# Task instructions:
For every line in the records that has the word "values", make a copy.

● ● ● ● ● ● ●

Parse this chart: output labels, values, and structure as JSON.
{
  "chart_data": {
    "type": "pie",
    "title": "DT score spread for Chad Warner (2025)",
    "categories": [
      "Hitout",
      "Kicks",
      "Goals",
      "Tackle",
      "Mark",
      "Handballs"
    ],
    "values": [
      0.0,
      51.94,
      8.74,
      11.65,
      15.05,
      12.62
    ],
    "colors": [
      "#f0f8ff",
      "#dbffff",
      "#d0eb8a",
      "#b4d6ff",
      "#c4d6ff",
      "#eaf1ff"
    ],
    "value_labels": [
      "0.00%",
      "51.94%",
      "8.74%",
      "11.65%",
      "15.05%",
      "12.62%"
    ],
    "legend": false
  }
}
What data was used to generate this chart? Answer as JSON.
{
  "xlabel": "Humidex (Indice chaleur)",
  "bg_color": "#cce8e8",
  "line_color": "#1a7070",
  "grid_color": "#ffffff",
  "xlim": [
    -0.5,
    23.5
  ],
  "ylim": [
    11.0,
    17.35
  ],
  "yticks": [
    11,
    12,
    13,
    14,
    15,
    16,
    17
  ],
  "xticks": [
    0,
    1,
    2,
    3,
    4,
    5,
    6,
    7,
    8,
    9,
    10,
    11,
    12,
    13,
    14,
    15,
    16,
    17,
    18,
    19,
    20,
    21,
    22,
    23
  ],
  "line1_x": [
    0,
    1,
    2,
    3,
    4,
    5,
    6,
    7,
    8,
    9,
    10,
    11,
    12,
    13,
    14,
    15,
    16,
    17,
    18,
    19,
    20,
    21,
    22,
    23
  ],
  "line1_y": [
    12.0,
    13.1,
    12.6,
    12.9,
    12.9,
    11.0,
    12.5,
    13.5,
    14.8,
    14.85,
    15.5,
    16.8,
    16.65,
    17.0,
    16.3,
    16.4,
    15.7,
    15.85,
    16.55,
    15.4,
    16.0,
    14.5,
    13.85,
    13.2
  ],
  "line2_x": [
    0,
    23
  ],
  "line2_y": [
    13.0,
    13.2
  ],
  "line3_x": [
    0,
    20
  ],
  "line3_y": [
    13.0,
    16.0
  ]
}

● ● ● ● ● ● ●

# Solution for this exercise:
Parse this chart: output labels, values, and structure as JSON.
    "values": [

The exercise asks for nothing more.